>> START ROWS

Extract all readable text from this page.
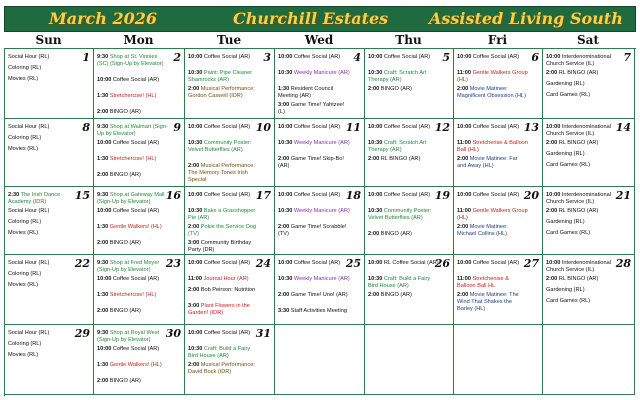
March 2026	Churchill Estates	Assisted Living South
Sun	Mon	Tue	Wed	Thu	Fri	Sat
1
Social Hour (RL)
Coloring (RL)
Movies (RL)
2
9:30 Shop at St. Vinnies (SC) (Sign-Up by Elevator)
10:00 Coffee Social (AR)
1:30 Stretchercise! (HL)
2:00 BINGO (AR)
3
10:00 Coffee Social (AR)
10:30 Paint: Pipe Cleaner Shamrocks (AR)
2:00 Musical Performance: Gordon Caswell (IDR)
4
10:00 Coffee Social (AR)
10:30 Weekly Manicure (AR)
1:30 Resident Council Meeting (AR)
3:00 Game Time! Yahtzee! (L)
5
10:00 Coffee Social (AR)
10:30 Craft: Scratch Art Therapy (AR)
2:00 BINGO (AR)
6
10:00 Coffee Social (AR)
11:00 Gentle Walkers Group (HL)
2:00 Movie Matinee: Magnificent Obsession (HL)
7
10:00 Interdenominational Church Service (IL)
2:00 RL BINGO (AR)
Gardening (RL)
Card Games (RL)
8
Social Hour (RL)
Coloring (RL)
Movies (RL)
9
9:30 Shop at Walmart (Sign-Up by Elevator)
10:00 Coffee Social (AR)
1:30 Stretchercise! (HL)
2:00 BINGO (AR)
10
10:00 Coffee Social (AR)
10:30 Community Poster: Velvet Butterflies (AR)
2:00 Musical Performance: The Memory Tones Irish Special
11
10:00 Coffee Social (AR)
10:30 Weekly Manicure (AR)
2:00 Game Time! Skip-Bo! (AR)
12
10:00 Coffee Social (AR)
10:30 Craft: Scratch Art Therapy (AR)
2:00 RL BINGO (AR)
13
10:00 Coffee Social (AR)
11:00 Stretcherise & Balloon Ball (HL)
2:00 Movie Matinee: Far and Away (HL)
14
10:00 Interdenominational Church Service (IL)
2:00 RL BINGO (AR)
Gardening (RL)
Card Games (RL)
15
2:30 The Irish Dance Academy (IDR)
Social Hour (RL)
Coloring (RL)
Movies (RL)
16
9:30 Shop at Gateway Mall (Sign-Up by Elevator)
10:00 Coffee Social (AR)
1:30 Gentle Walkers! (HL)
2:00 BINGO (AR)
17
10:00 Coffee Social (AR)
10:30 Bake a Grasshopper Pie (AR)
2:00 Pokie the Service Dog (TV)
3:00 Community Birthday Party (DR)
18
10:00 Coffee Social (AR)
10:30 Weekly Manicure (AR)
2:00 Game Time! Scrabble! (TV)
19
10:00 Coffee Social (AR)
10:30 Community Poster: Velvet Butterflies (AR)
2:00 BINGO (AR)
20
10:00 Coffee Social (AR)
11:00 Gentle Walkers Group (HL)
2:00 Movie Matinee: Michael Collins (HL)
21
10:00 Interdenominational Church Service (IL)
2:00 RL BINGO (AR)
Gardening (RL)
Card Games (RL)
22
Social Hour (RL)
Coloring (RL)
Movies (RL)
23
9:30 Shop at Fred Meyer (Sign-Up by Elevator)
10:00 Coffee Social (AR)
1:30 Stretchercise! (HL)
2:00 BINGO (AR)
24
10:00 Coffee Social (AR)
11:00 Journal Hour (AR)
2:00 Bob Peirson: Nutrition
3:00 Plant Flowers in the Garden! (IDR)
25
10:00 Coffee Social (AR)
10:30 Weekly Manicure (AR)
2:00 Game Time! Uno! (AR)
3:30 Staff Activities Meeting
26
10:00 RL Coffee Social (AR)
10:30 Craft: Build a Fairy Bird House (AR)
2:00 BINGO (AR)
27
10:00 Coffee Social (AR)
11:00 Stretchenise & Balloon Ball HL
2:00 Movie Matinee: The Wind That Shakes the Barley (HL)
28
10:00 Interdenominational Church Service (IL)
2:00 RL BINGO (AR)
Gardening (RL)
Card Games (RL)
29
Social Hour (RL)
Coloring (RL)
Movies (RL)
30
9:30 Shop at Royal West (Sign-Up by Elevator)
10:00 Coffee Social (AR)
1:30 Gentle Walkers! (HL)
2:00 BINGO (AR)
31
10:00 Coffee Social (AR)
10:30 Craft: Build a Fairy Bird House (AR)
2:00 Musical Performance: David Bock (IDR)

>> END ROWS

> _WRITTEN TASK_
Filter the records for lines holding the string "Ball". Copy each one.

> _OUTPUT_
11:00 Stretcherise & Balloon Ball (HL)
11:00 Stretchenise & Balloon Ball HL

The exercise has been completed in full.